Rows from a dataset:
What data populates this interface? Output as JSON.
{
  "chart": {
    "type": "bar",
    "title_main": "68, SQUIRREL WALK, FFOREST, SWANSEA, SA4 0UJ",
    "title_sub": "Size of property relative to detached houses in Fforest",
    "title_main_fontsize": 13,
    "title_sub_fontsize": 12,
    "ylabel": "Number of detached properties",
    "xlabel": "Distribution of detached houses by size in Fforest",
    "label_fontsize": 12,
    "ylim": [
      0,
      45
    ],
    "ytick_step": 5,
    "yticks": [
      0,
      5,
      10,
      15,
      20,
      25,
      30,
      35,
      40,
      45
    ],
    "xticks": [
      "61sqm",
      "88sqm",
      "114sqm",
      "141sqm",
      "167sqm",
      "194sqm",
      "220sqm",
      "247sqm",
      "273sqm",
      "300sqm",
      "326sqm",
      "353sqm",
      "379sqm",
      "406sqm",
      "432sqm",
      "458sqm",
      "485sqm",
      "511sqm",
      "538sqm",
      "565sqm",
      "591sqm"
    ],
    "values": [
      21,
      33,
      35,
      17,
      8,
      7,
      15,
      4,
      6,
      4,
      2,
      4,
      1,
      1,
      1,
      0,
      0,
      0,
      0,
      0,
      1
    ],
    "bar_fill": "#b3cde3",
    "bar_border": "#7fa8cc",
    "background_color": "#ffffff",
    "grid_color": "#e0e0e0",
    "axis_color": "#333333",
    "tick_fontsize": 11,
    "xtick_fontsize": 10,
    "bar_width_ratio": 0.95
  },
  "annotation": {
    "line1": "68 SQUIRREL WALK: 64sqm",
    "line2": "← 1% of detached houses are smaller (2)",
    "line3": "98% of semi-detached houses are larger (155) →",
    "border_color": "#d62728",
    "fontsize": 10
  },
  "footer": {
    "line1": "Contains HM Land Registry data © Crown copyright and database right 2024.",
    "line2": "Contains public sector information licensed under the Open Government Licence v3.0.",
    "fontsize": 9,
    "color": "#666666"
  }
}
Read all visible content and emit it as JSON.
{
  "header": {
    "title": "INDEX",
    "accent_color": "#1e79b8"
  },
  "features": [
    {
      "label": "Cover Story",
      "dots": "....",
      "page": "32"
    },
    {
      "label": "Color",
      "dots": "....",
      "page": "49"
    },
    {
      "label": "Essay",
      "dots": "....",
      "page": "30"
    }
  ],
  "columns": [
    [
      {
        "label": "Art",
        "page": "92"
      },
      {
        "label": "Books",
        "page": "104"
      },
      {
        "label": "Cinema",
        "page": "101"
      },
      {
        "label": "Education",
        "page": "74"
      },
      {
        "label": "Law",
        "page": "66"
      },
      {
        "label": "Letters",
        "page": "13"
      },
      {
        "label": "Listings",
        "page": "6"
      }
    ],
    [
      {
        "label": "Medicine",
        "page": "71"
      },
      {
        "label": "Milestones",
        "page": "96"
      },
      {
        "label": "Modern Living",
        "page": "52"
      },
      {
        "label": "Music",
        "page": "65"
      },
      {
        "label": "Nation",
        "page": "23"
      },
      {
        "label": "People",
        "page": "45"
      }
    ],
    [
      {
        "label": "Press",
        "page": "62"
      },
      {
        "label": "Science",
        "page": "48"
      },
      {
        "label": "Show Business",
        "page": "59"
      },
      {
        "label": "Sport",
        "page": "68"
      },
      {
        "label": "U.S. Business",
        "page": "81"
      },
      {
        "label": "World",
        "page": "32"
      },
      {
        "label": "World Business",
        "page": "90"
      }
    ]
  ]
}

Direction: Would you reproduce all the entries exactly?

The answer:
What data populates this interface? Output as JSON.
{
  "chart": {
    "type": "bar",
    "title_main": "68, SQUIRREL WALK, FFOREST, SWANSEA, SA4 0UJ",
    "title_sub": "Size of property relative to detached houses in Fforest",
    "title_main_fontsize": 13,
    "title_sub_fontsize": 12,
    "ylabel": "Number of detached properties",
    "xlabel": "Distribution of detached houses by size in Fforest",
    "label_fontsize": 12,
    "ylim": [
      0,
      45
    ],
    "ytick_step": 5,
    "yticks": [
      0,
      5,
      10,
      15,
      20,
      25,
      30,
      35,
      40,
      45
    ],
    "xticks": [
      "61sqm",
      "88sqm",
      "114sqm",
      "141sqm",
      "167sqm",
      "194sqm",
      "220sqm",
      "247sqm",
      "273sqm",
      "300sqm",
      "326sqm",
      "353sqm",
      "379sqm",
      "406sqm",
      "432sqm",
      "458sqm",
      "485sqm",
      "511sqm",
      "538sqm",
      "565sqm",
      "591sqm"
    ],
    "values": [
      21,
      33,
      35,
      17,
      8,
      7,
      15,
      4,
      6,
      4,
      2,
      4,
      1,
      1,
      1,
      0,
      0,
      0,
      0,
      0,
      1
    ],
    "bar_fill": "#b3cde3",
    "bar_border": "#7fa8cc",
    "background_color": "#ffffff",
    "grid_color": "#e0e0e0",
    "axis_color": "#333333",
    "tick_fontsize": 11,
    "xtick_fontsize": 10,
    "bar_width_ratio": 0.95
  },
  "annotation": {
    "line1": "68 SQUIRREL WALK: 64sqm",
    "line2": "← 1% of detached houses are smaller (2)",
    "line3": "98% of semi-detached houses are larger (155) →",
    "border_color": "#d62728",
    "fontsize": 10
  },
  "footer": {
    "line1": "Contains HM Land Registry data © Crown copyright and database right 2024.",
    "line2": "Contains public sector information licensed under the Open Government Licence v3.0.",
    "fontsize": 9,
    "color": "#666666"
  }
}
Read all visible content and emit it as JSON.
{
  "header": {
    "title": "INDEX",
    "accent_color": "#1e79b8"
  },
  "features": [
    {
      "label": "Cover Story",
      "dots": "....",
      "page": "32"
    },
    {
      "label": "Color",
      "dots": "....",
      "page": "49"
    },
    {
      "label": "Essay",
      "dots": "....",
      "page": "30"
    }
  ],
  "columns": [
    [
      {
        "label": "Art",
        "page": "92"
      },
      {
        "label": "Books",
        "page": "104"
      },
      {
        "label": "Cinema",
        "page": "101"
      },
      {
        "label": "Education",
        "page": "74"
      },
      {
        "label": "Law",
        "page": "66"
      },
      {
        "label": "Letters",
        "page": "13"
      },
      {
        "label": "Listings",
        "page": "6"
      }
    ],
    [
      {
        "label": "Medicine",
        "page": "71"
      },
      {
        "label": "Milestones",
        "page": "96"
      },
      {
        "label": "Modern Living",
        "page": "52"
      },
      {
        "label": "Music",
        "page": "65"
      },
      {
        "label": "Nation",
        "page": "23"
      },
      {
        "label": "People",
        "page": "45"
      }
    ],
    [
      {
        "label": "Press",
        "page": "62"
      },
      {
        "label": "Science",
        "page": "48"
      },
      {
        "label": "Show Business",
        "page": "59"
      },
      {
        "label": "Sport",
        "page": "68"
      },
      {
        "label": "U.S. Business",
        "page": "81"
      },
      {
        "label": "World",
        "page": "32"
      },
      {
        "label": "World Business",
        "page": "90"
      }
    ]
  ]
}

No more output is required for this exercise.